= PROBLEM TO WORK ON =
Word for word, repeat the entries, minus the pictures.

** begin DATA LINES **

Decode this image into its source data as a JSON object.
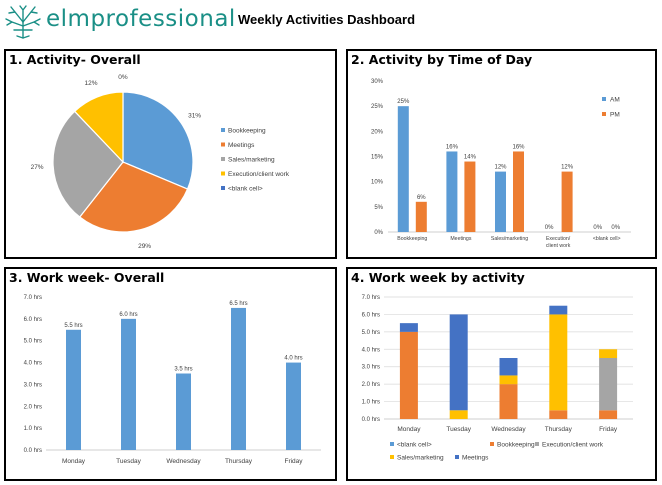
{
  "header": {
    "brand": "elmprofessional",
    "title": "Weekly Activities Dashboard",
    "logo_icon": "elm-tree-logo",
    "brand_color": "#1a8f86"
  },
  "colors": {
    "Bookkeeping": "#5b9bd5",
    "Meetings": "#ed7d31",
    "Sales/marketing": "#a5a5a5",
    "Execution/client work": "#ffc000",
    "<blank cell>": "#4472c4",
    "AM": "#5b9bd5",
    "PM": "#ed7d31",
    "stacked_blank": "#5b9bd5",
    "stacked_bookkeeping": "#ed7d31",
    "stacked_execution": "#a5a5a5",
    "stacked_sales": "#ffc000",
    "stacked_meetings": "#4472c4",
    "gridline": "#d9d9d9"
  },
  "panels": {
    "p1": {
      "title": "1. Activity- Overall"
    },
    "p2": {
      "title": "2. Activity by Time of Day"
    },
    "p3": {
      "title": "3. Work week- Overall"
    },
    "p4": {
      "title": "4. Work week by activity"
    }
  },
  "chart_data": [
    {
      "type": "pie",
      "title": "1. Activity- Overall",
      "categories": [
        "Bookkeeping",
        "Meetings",
        "Sales/marketing",
        "Execution/client work",
        "<blank cell>"
      ],
      "values": [
        31,
        29,
        27,
        12,
        0
      ],
      "data_labels": [
        "31%",
        "29%",
        "27%",
        "12%",
        "0%"
      ],
      "legend_position": "right"
    },
    {
      "type": "bar",
      "title": "2. Activity by Time of Day",
      "categories": [
        "Bookkeeping",
        "Meetings",
        "Sales/marketing",
        "Execution/client work",
        "<blank cell>"
      ],
      "series": [
        {
          "name": "AM",
          "values": [
            25,
            16,
            12,
            0,
            0
          ],
          "labels": [
            "25%",
            "16%",
            "12%",
            "0%",
            "0%"
          ]
        },
        {
          "name": "PM",
          "values": [
            6,
            14,
            16,
            12,
            0
          ],
          "labels": [
            "6%",
            "14%",
            "16%",
            "12%",
            "0%"
          ]
        }
      ],
      "yticks": [
        "0%",
        "5%",
        "10%",
        "15%",
        "20%",
        "25%",
        "30%"
      ],
      "ylim": [
        0,
        30
      ],
      "grid": false,
      "legend_position": "right"
    },
    {
      "type": "bar",
      "title": "3. Work week- Overall",
      "categories": [
        "Monday",
        "Tuesday",
        "Wednesday",
        "Thursday",
        "Friday"
      ],
      "values": [
        5.5,
        6.0,
        3.5,
        6.5,
        4.0
      ],
      "data_labels": [
        "5.5 hrs",
        "6.0 hrs",
        "3.5 hrs",
        "6.5 hrs",
        "4.0 hrs"
      ],
      "yticks": [
        "0.0 hrs",
        "1.0 hrs",
        "2.0 hrs",
        "3.0 hrs",
        "4.0 hrs",
        "5.0 hrs",
        "6.0 hrs",
        "7.0 hrs"
      ],
      "ylim": [
        0,
        7
      ],
      "grid": false
    },
    {
      "type": "bar",
      "stacked": true,
      "title": "4. Work week by activity",
      "categories": [
        "Monday",
        "Tuesday",
        "Wednesday",
        "Thursday",
        "Friday"
      ],
      "series": [
        {
          "name": "<blank cell>",
          "values": [
            0,
            0,
            0,
            0,
            0
          ]
        },
        {
          "name": "Bookkeeping",
          "values": [
            5.0,
            0,
            2.0,
            0.5,
            0.5
          ]
        },
        {
          "name": "Execution/client work",
          "values": [
            0,
            0,
            0,
            0,
            3.0
          ]
        },
        {
          "name": "Sales/marketing",
          "values": [
            0,
            0.5,
            0.5,
            5.5,
            0.5
          ]
        },
        {
          "name": "Meetings",
          "values": [
            0.5,
            5.5,
            1.0,
            0.5,
            0
          ]
        }
      ],
      "yticks": [
        "0.0 hrs",
        "1.0 hrs",
        "2.0 hrs",
        "3.0 hrs",
        "4.0 hrs",
        "5.0 hrs",
        "6.0 hrs",
        "7.0 hrs"
      ],
      "ylim": [
        0,
        7
      ],
      "grid": true,
      "legend_position": "bottom"
    }
  ]
}
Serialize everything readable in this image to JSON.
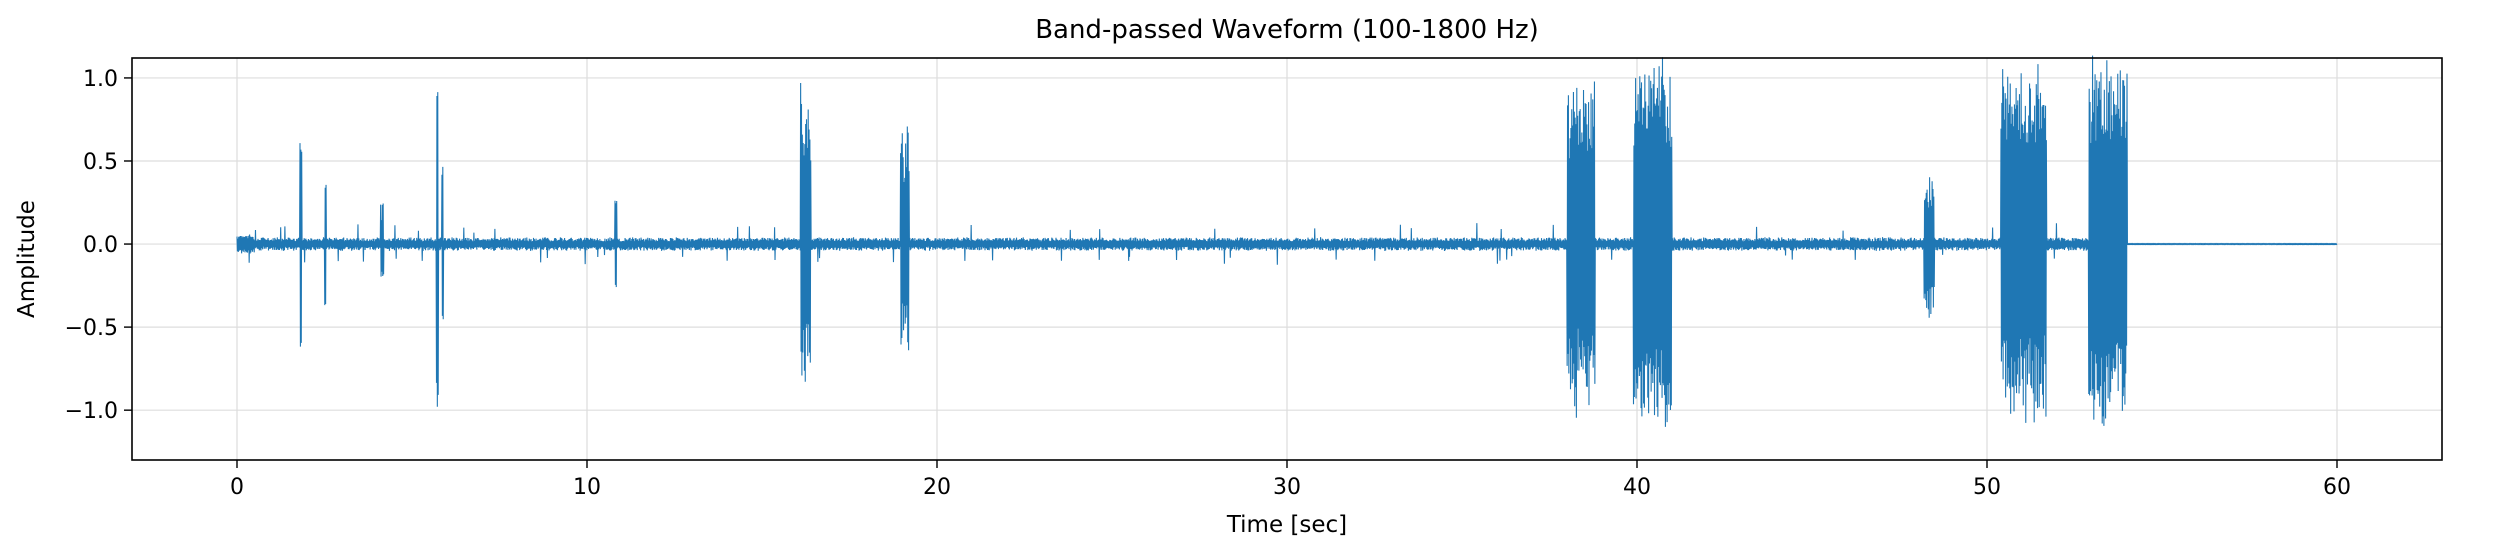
{
  "chart_data": {
    "type": "line",
    "title": "Band-passed Waveform (100-1800 Hz)",
    "xlabel": "Time [sec]",
    "ylabel": "Amplitude",
    "xlim": [
      -3,
      63
    ],
    "ylim": [
      -1.3,
      1.12
    ],
    "xticks": [
      0,
      10,
      20,
      30,
      40,
      50,
      60
    ],
    "xtick_labels": [
      "0",
      "10",
      "20",
      "30",
      "40",
      "50",
      "60"
    ],
    "yticks": [
      -1.0,
      -0.5,
      0.0,
      0.5,
      1.0
    ],
    "ytick_labels": [
      "−1.0",
      "−0.5",
      "0.0",
      "0.5",
      "1.0"
    ],
    "grid": true,
    "legend": "none",
    "series": [
      {
        "color": "#1f77b4",
        "baseline_noise": 0.03,
        "signal_end": 54.0,
        "duration": 60.0,
        "events": [
          {
            "t": 0.0,
            "dur": 0.5,
            "amp": 0.06
          },
          {
            "t": 1.8,
            "dur": 0.05,
            "amp": 0.62
          },
          {
            "t": 2.5,
            "dur": 0.05,
            "amp": 0.37
          },
          {
            "t": 4.1,
            "dur": 0.1,
            "amp": 0.28
          },
          {
            "t": 5.7,
            "dur": 0.05,
            "amp": 0.98
          },
          {
            "t": 5.85,
            "dur": 0.05,
            "amp": 0.48
          },
          {
            "t": 10.8,
            "dur": 0.05,
            "amp": 0.28
          },
          {
            "t": 16.1,
            "dur": 0.3,
            "amp": 0.98
          },
          {
            "t": 18.95,
            "dur": 0.25,
            "amp": 0.72
          },
          {
            "t": 38.0,
            "dur": 0.8,
            "amp": 1.05
          },
          {
            "t": 39.9,
            "dur": 1.1,
            "amp": 1.18
          },
          {
            "t": 48.2,
            "dur": 0.3,
            "amp": 0.45
          },
          {
            "t": 50.4,
            "dur": 1.3,
            "amp": 1.12
          },
          {
            "t": 52.9,
            "dur": 1.1,
            "amp": 1.15
          }
        ]
      }
    ]
  }
}
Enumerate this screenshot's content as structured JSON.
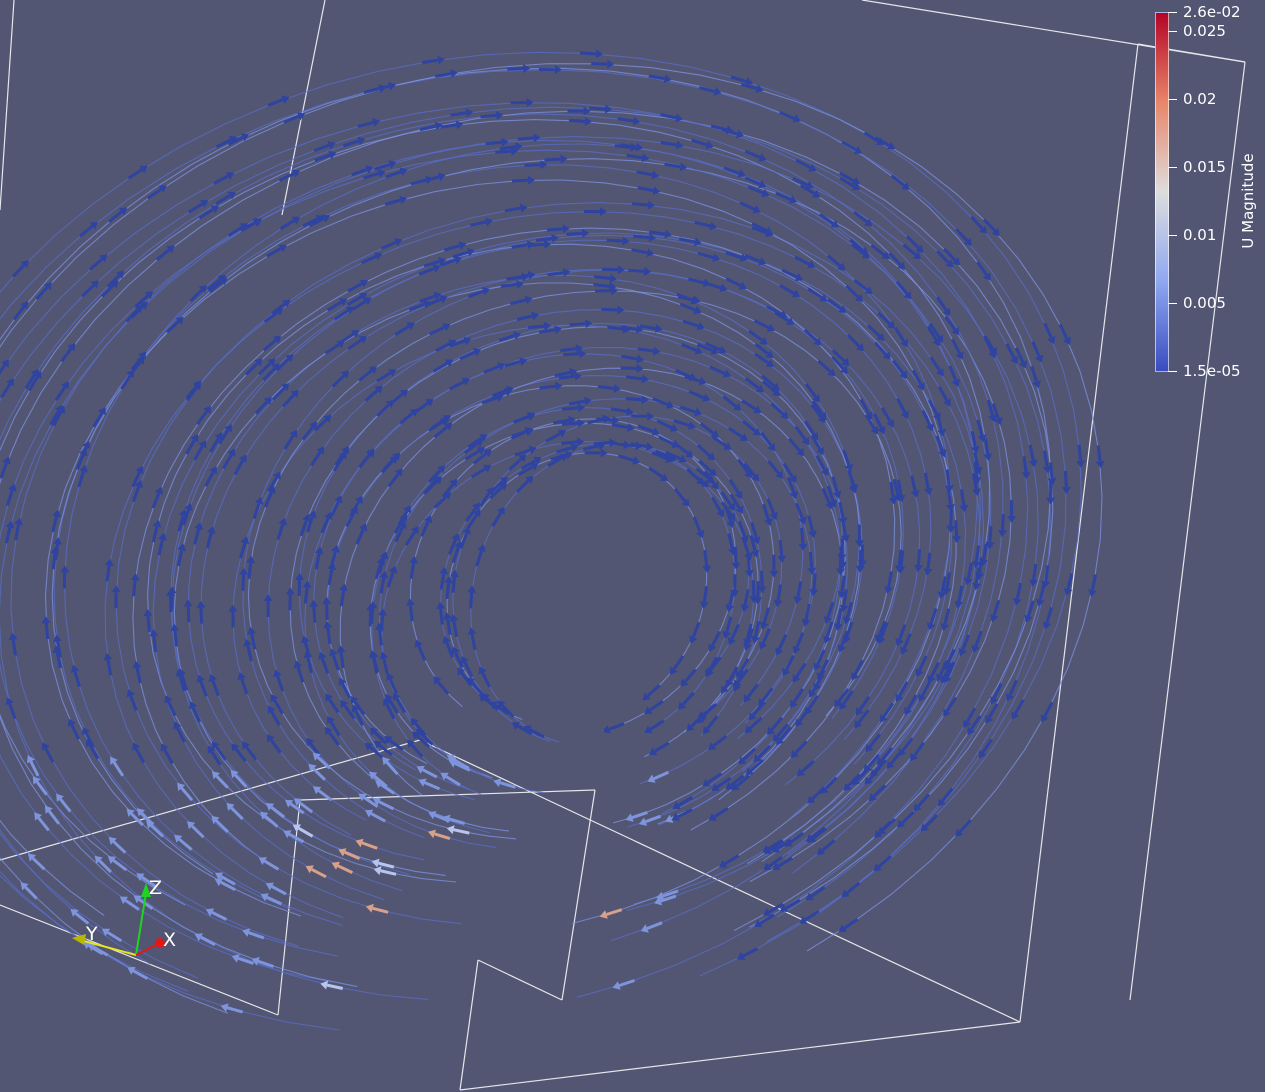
{
  "colorbar": {
    "title": "U Magnitude",
    "ticks": [
      "2.6e-02",
      "0.025",
      "0.02",
      "0.015",
      "0.01",
      "0.005",
      "1.5e-05"
    ],
    "tick_values": [
      0.026,
      0.025,
      0.02,
      0.015,
      0.01,
      0.005,
      1.5e-05
    ],
    "range": [
      1.5e-05,
      0.026
    ],
    "colors": {
      "low": "#3b4cc0",
      "mid": "#dddddd",
      "high": "#b40426"
    }
  },
  "orientation_axes": {
    "x": "X",
    "y": "Y",
    "z": "Z"
  },
  "colors": {
    "background": "#525672",
    "outline": "#ffffff",
    "streamline": "#6a80d8",
    "glyph": "#3347a6"
  }
}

** end DATA LINES **

= EXERCISE RESULT =
Decode this image into its source data as a JSON object.
{
  "header": {
    "brand": "elmprofessional",
    "title": "Weekly Activities Dashboard",
    "logo_icon": "elm-tree-logo",
    "brand_color": "#1a8f86"
  },
  "colors": {
    "Bookkeeping": "#5b9bd5",
    "Meetings": "#ed7d31",
    "Sales/marketing": "#a5a5a5",
    "Execution/client work": "#ffc000",
    "<blank cell>": "#4472c4",
    "AM": "#5b9bd5",
    "PM": "#ed7d31",
    "stacked_blank": "#5b9bd5",
    "stacked_bookkeeping": "#ed7d31",
    "stacked_execution": "#a5a5a5",
    "stacked_sales": "#ffc000",
    "stacked_meetings": "#4472c4",
    "gridline": "#d9d9d9"
  },
  "panels": {
    "p1": {
      "title": "1. Activity- Overall"
    },
    "p2": {
      "title": "2. Activity by Time of Day"
    },
    "p3": {
      "title": "3. Work week- Overall"
    },
    "p4": {
      "title": "4. Work week by activity"
    }
  },
  "chart_data": [
    {
      "type": "pie",
      "title": "1. Activity- Overall",
      "categories": [
        "Bookkeeping",
        "Meetings",
        "Sales/marketing",
        "Execution/client work",
        "<blank cell>"
      ],
      "values": [
        31,
        29,
        27,
        12,
        0
      ],
      "data_labels": [
        "31%",
        "29%",
        "27%",
        "12%",
        "0%"
      ],
      "legend_position": "right"
    },
    {
      "type": "bar",
      "title": "2. Activity by Time of Day",
      "categories": [
        "Bookkeeping",
        "Meetings",
        "Sales/marketing",
        "Execution/client work",
        "<blank cell>"
      ],
      "series": [
        {
          "name": "AM",
          "values": [
            25,
            16,
            12,
            0,
            0
          ],
          "labels": [
            "25%",
            "16%",
            "12%",
            "0%",
            "0%"
          ]
        },
        {
          "name": "PM",
          "values": [
            6,
            14,
            16,
            12,
            0
          ],
          "labels": [
            "6%",
            "14%",
            "16%",
            "12%",
            "0%"
          ]
        }
      ],
      "yticks": [
        "0%",
        "5%",
        "10%",
        "15%",
        "20%",
        "25%",
        "30%"
      ],
      "ylim": [
        0,
        30
      ],
      "grid": false,
      "legend_position": "right"
    },
    {
      "type": "bar",
      "title": "3. Work week- Overall",
      "categories": [
        "Monday",
        "Tuesday",
        "Wednesday",
        "Thursday",
        "Friday"
      ],
      "values": [
        5.5,
        6.0,
        3.5,
        6.5,
        4.0
      ],
      "data_labels": [
        "5.5 hrs",
        "6.0 hrs",
        "3.5 hrs",
        "6.5 hrs",
        "4.0 hrs"
      ],
      "yticks": [
        "0.0 hrs",
        "1.0 hrs",
        "2.0 hrs",
        "3.0 hrs",
        "4.0 hrs",
        "5.0 hrs",
        "6.0 hrs",
        "7.0 hrs"
      ],
      "ylim": [
        0,
        7
      ],
      "grid": false
    },
    {
      "type": "bar",
      "stacked": true,
      "title": "4. Work week by activity",
      "categories": [
        "Monday",
        "Tuesday",
        "Wednesday",
        "Thursday",
        "Friday"
      ],
      "series": [
        {
          "name": "<blank cell>",
          "values": [
            0,
            0,
            0,
            0,
            0
          ]
        },
        {
          "name": "Bookkeeping",
          "values": [
            5.0,
            0,
            2.0,
            0.5,
            0.5
          ]
        },
        {
          "name": "Execution/client work",
          "values": [
            0,
            0,
            0,
            0,
            3.0
          ]
        },
        {
          "name": "Sales/marketing",
          "values": [
            0,
            0.5,
            0.5,
            5.5,
            0.5
          ]
        },
        {
          "name": "Meetings",
          "values": [
            0.5,
            5.5,
            1.0,
            0.5,
            0
          ]
        }
      ],
      "yticks": [
        "0.0 hrs",
        "1.0 hrs",
        "2.0 hrs",
        "3.0 hrs",
        "4.0 hrs",
        "5.0 hrs",
        "6.0 hrs",
        "7.0 hrs"
      ],
      "ylim": [
        0,
        7
      ],
      "grid": true,
      "legend_position": "bottom"
    }
  ]
}
Serialize everything readable in this image to JSON.
{
  "chart_data": {
    "type": "line",
    "title": "Band-passed Waveform (100-1800 Hz)",
    "xlabel": "Time [sec]",
    "ylabel": "Amplitude",
    "xlim": [
      -3,
      63
    ],
    "ylim": [
      -1.3,
      1.12
    ],
    "xticks": [
      0,
      10,
      20,
      30,
      40,
      50,
      60
    ],
    "xtick_labels": [
      "0",
      "10",
      "20",
      "30",
      "40",
      "50",
      "60"
    ],
    "yticks": [
      -1.0,
      -0.5,
      0.0,
      0.5,
      1.0
    ],
    "ytick_labels": [
      "−1.0",
      "−0.5",
      "0.0",
      "0.5",
      "1.0"
    ],
    "grid": true,
    "legend": "none",
    "series": [
      {
        "color": "#1f77b4",
        "baseline_noise": 0.03,
        "signal_end": 54.0,
        "duration": 60.0,
        "events": [
          {
            "t": 0.0,
            "dur": 0.5,
            "amp": 0.06
          },
          {
            "t": 1.8,
            "dur": 0.05,
            "amp": 0.62
          },
          {
            "t": 2.5,
            "dur": 0.05,
            "amp": 0.37
          },
          {
            "t": 4.1,
            "dur": 0.1,
            "amp": 0.28
          },
          {
            "t": 5.7,
            "dur": 0.05,
            "amp": 0.98
          },
          {
            "t": 5.85,
            "dur": 0.05,
            "amp": 0.48
          },
          {
            "t": 10.8,
            "dur": 0.05,
            "amp": 0.28
          },
          {
            "t": 16.1,
            "dur": 0.3,
            "amp": 0.98
          },
          {
            "t": 18.95,
            "dur": 0.25,
            "amp": 0.72
          },
          {
            "t": 38.0,
            "dur": 0.8,
            "amp": 1.05
          },
          {
            "t": 39.9,
            "dur": 1.1,
            "amp": 1.18
          },
          {
            "t": 48.2,
            "dur": 0.3,
            "amp": 0.45
          },
          {
            "t": 50.4,
            "dur": 1.3,
            "amp": 1.12
          },
          {
            "t": 52.9,
            "dur": 1.1,
            "amp": 1.15
          }
        ]
      }
    ]
  }
}
Enumerate this screenshot's content as structured JSON.
{
  "colorbar": {
    "title": "U Magnitude",
    "ticks": [
      "2.6e-02",
      "0.025",
      "0.02",
      "0.015",
      "0.01",
      "0.005",
      "1.5e-05"
    ],
    "tick_values": [
      0.026,
      0.025,
      0.02,
      0.015,
      0.01,
      0.005,
      1.5e-05
    ],
    "range": [
      1.5e-05,
      0.026
    ],
    "colors": {
      "low": "#3b4cc0",
      "mid": "#dddddd",
      "high": "#b40426"
    }
  },
  "orientation_axes": {
    "x": "X",
    "y": "Y",
    "z": "Z"
  },
  "colors": {
    "background": "#525672",
    "outline": "#ffffff",
    "streamline": "#6a80d8",
    "glyph": "#3347a6"
  }
}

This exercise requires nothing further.